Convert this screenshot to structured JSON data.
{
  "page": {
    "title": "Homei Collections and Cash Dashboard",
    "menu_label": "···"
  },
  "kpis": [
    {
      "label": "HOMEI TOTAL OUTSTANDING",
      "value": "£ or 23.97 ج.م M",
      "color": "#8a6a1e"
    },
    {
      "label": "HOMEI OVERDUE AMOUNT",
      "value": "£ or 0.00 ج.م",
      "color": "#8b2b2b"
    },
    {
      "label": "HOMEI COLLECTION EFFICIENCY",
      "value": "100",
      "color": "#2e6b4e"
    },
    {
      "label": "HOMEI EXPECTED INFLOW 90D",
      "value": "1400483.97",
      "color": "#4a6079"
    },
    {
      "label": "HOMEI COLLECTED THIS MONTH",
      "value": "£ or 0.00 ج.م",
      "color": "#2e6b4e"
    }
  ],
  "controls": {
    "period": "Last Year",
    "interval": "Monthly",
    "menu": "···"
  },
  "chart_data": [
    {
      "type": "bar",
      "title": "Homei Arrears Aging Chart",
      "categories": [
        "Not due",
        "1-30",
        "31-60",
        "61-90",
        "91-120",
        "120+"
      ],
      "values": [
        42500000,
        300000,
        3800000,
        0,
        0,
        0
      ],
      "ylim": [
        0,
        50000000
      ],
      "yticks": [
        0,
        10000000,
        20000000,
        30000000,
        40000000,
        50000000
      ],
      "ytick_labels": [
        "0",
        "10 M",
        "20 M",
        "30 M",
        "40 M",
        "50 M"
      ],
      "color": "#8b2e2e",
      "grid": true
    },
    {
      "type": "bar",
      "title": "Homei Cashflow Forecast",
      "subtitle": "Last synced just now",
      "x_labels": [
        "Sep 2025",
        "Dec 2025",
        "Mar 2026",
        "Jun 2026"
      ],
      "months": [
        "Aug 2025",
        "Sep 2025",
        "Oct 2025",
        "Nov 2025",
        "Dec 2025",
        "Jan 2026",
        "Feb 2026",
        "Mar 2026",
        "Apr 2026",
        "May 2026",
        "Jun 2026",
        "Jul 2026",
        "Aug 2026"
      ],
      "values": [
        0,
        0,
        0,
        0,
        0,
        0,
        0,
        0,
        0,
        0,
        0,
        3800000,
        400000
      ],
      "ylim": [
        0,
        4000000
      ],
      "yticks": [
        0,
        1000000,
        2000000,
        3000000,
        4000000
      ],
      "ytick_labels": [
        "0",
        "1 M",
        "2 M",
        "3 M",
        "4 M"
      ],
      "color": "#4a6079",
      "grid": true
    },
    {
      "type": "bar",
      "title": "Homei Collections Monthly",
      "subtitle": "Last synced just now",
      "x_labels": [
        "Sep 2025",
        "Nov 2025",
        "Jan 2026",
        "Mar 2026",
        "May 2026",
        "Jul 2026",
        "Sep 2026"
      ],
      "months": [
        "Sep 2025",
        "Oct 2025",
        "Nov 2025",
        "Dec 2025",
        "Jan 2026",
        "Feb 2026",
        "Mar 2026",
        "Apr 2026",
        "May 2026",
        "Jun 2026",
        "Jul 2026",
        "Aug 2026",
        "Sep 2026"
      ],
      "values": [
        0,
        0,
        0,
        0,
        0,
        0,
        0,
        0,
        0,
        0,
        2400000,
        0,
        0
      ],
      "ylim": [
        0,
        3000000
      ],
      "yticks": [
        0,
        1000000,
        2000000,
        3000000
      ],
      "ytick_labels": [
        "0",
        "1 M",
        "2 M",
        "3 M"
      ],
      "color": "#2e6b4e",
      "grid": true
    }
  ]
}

################

__WHAT IS BEING ASKED__: All of the data needs to be printed once more, exactly.

__ANSWER IN FULL__:
Convert this screenshot to structured JSON data.
{
  "page": {
    "title": "Homei Collections and Cash Dashboard",
    "menu_label": "···"
  },
  "kpis": [
    {
      "label": "HOMEI TOTAL OUTSTANDING",
      "value": "£ or 23.97 ج.م M",
      "color": "#8a6a1e"
    },
    {
      "label": "HOMEI OVERDUE AMOUNT",
      "value": "£ or 0.00 ج.م",
      "color": "#8b2b2b"
    },
    {
      "label": "HOMEI COLLECTION EFFICIENCY",
      "value": "100",
      "color": "#2e6b4e"
    },
    {
      "label": "HOMEI EXPECTED INFLOW 90D",
      "value": "1400483.97",
      "color": "#4a6079"
    },
    {
      "label": "HOMEI COLLECTED THIS MONTH",
      "value": "£ or 0.00 ج.م",
      "color": "#2e6b4e"
    }
  ],
  "controls": {
    "period": "Last Year",
    "interval": "Monthly",
    "menu": "···"
  },
  "chart_data": [
    {
      "type": "bar",
      "title": "Homei Arrears Aging Chart",
      "categories": [
        "Not due",
        "1-30",
        "31-60",
        "61-90",
        "91-120",
        "120+"
      ],
      "values": [
        42500000,
        300000,
        3800000,
        0,
        0,
        0
      ],
      "ylim": [
        0,
        50000000
      ],
      "yticks": [
        0,
        10000000,
        20000000,
        30000000,
        40000000,
        50000000
      ],
      "ytick_labels": [
        "0",
        "10 M",
        "20 M",
        "30 M",
        "40 M",
        "50 M"
      ],
      "color": "#8b2e2e",
      "grid": true
    },
    {
      "type": "bar",
      "title": "Homei Cashflow Forecast",
      "subtitle": "Last synced just now",
      "x_labels": [
        "Sep 2025",
        "Dec 2025",
        "Mar 2026",
        "Jun 2026"
      ],
      "months": [
        "Aug 2025",
        "Sep 2025",
        "Oct 2025",
        "Nov 2025",
        "Dec 2025",
        "Jan 2026",
        "Feb 2026",
        "Mar 2026",
        "Apr 2026",
        "May 2026",
        "Jun 2026",
        "Jul 2026",
        "Aug 2026"
      ],
      "values": [
        0,
        0,
        0,
        0,
        0,
        0,
        0,
        0,
        0,
        0,
        0,
        3800000,
        400000
      ],
      "ylim": [
        0,
        4000000
      ],
      "yticks": [
        0,
        1000000,
        2000000,
        3000000,
        4000000
      ],
      "ytick_labels": [
        "0",
        "1 M",
        "2 M",
        "3 M",
        "4 M"
      ],
      "color": "#4a6079",
      "grid": true
    },
    {
      "type": "bar",
      "title": "Homei Collections Monthly",
      "subtitle": "Last synced just now",
      "x_labels": [
        "Sep 2025",
        "Nov 2025",
        "Jan 2026",
        "Mar 2026",
        "May 2026",
        "Jul 2026",
        "Sep 2026"
      ],
      "months": [
        "Sep 2025",
        "Oct 2025",
        "Nov 2025",
        "Dec 2025",
        "Jan 2026",
        "Feb 2026",
        "Mar 2026",
        "Apr 2026",
        "May 2026",
        "Jun 2026",
        "Jul 2026",
        "Aug 2026",
        "Sep 2026"
      ],
      "values": [
        0,
        0,
        0,
        0,
        0,
        0,
        0,
        0,
        0,
        0,
        2400000,
        0,
        0
      ],
      "ylim": [
        0,
        3000000
      ],
      "yticks": [
        0,
        1000000,
        2000000,
        3000000
      ],
      "ytick_labels": [
        "0",
        "1 M",
        "2 M",
        "3 M"
      ],
      "color": "#2e6b4e",
      "grid": true
    }
  ]
}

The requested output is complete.